__Exercise requirements__. Set down the records once more, please, exactly and with the pictures left out.

__Data section__.
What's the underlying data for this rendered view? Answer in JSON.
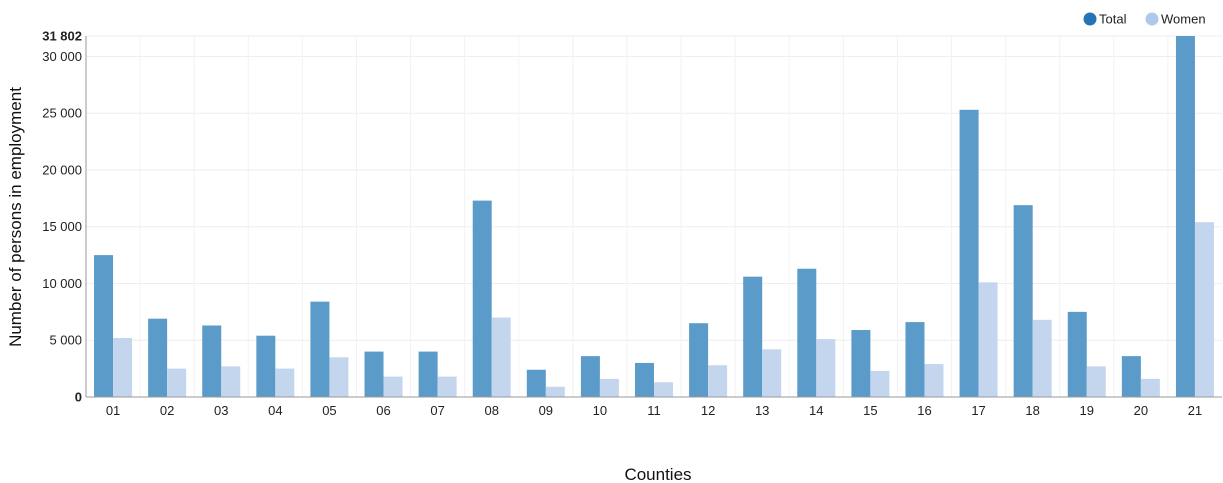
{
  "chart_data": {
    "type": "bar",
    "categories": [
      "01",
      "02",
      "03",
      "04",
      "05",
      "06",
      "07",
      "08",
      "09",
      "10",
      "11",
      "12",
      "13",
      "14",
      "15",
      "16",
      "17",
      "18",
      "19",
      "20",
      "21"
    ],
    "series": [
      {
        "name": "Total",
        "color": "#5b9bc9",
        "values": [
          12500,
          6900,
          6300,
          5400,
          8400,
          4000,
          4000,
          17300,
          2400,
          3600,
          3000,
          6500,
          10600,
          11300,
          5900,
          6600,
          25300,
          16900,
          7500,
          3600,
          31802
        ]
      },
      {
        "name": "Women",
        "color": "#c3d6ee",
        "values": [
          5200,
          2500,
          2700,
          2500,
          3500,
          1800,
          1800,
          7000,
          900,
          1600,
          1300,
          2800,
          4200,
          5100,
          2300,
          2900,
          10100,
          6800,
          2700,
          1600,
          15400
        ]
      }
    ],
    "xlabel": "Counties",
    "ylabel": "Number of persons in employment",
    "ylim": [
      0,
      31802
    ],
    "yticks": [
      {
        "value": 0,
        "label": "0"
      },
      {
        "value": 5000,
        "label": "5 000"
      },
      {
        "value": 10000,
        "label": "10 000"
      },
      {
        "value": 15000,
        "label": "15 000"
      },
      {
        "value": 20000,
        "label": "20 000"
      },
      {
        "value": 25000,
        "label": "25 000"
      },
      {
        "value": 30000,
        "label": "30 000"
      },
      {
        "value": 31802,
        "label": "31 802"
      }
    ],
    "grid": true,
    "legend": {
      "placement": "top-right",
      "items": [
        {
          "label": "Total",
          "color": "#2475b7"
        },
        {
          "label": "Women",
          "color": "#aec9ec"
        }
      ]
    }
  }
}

__Answer to this problem__.
What's the underlying data for this rendered view? Answer in JSON.
{
  "chart_data": {
    "type": "bar",
    "categories": [
      "01",
      "02",
      "03",
      "04",
      "05",
      "06",
      "07",
      "08",
      "09",
      "10",
      "11",
      "12",
      "13",
      "14",
      "15",
      "16",
      "17",
      "18",
      "19",
      "20",
      "21"
    ],
    "series": [
      {
        "name": "Total",
        "color": "#5b9bc9",
        "values": [
          12500,
          6900,
          6300,
          5400,
          8400,
          4000,
          4000,
          17300,
          2400,
          3600,
          3000,
          6500,
          10600,
          11300,
          5900,
          6600,
          25300,
          16900,
          7500,
          3600,
          31802
        ]
      },
      {
        "name": "Women",
        "color": "#c3d6ee",
        "values": [
          5200,
          2500,
          2700,
          2500,
          3500,
          1800,
          1800,
          7000,
          900,
          1600,
          1300,
          2800,
          4200,
          5100,
          2300,
          2900,
          10100,
          6800,
          2700,
          1600,
          15400
        ]
      }
    ],
    "xlabel": "Counties",
    "ylabel": "Number of persons in employment",
    "ylim": [
      0,
      31802
    ],
    "yticks": [
      {
        "value": 0,
        "label": "0"
      },
      {
        "value": 5000,
        "label": "5 000"
      },
      {
        "value": 10000,
        "label": "10 000"
      },
      {
        "value": 15000,
        "label": "15 000"
      },
      {
        "value": 20000,
        "label": "20 000"
      },
      {
        "value": 25000,
        "label": "25 000"
      },
      {
        "value": 30000,
        "label": "30 000"
      },
      {
        "value": 31802,
        "label": "31 802"
      }
    ],
    "grid": true,
    "legend": {
      "placement": "top-right",
      "items": [
        {
          "label": "Total",
          "color": "#2475b7"
        },
        {
          "label": "Women",
          "color": "#aec9ec"
        }
      ]
    }
  }
}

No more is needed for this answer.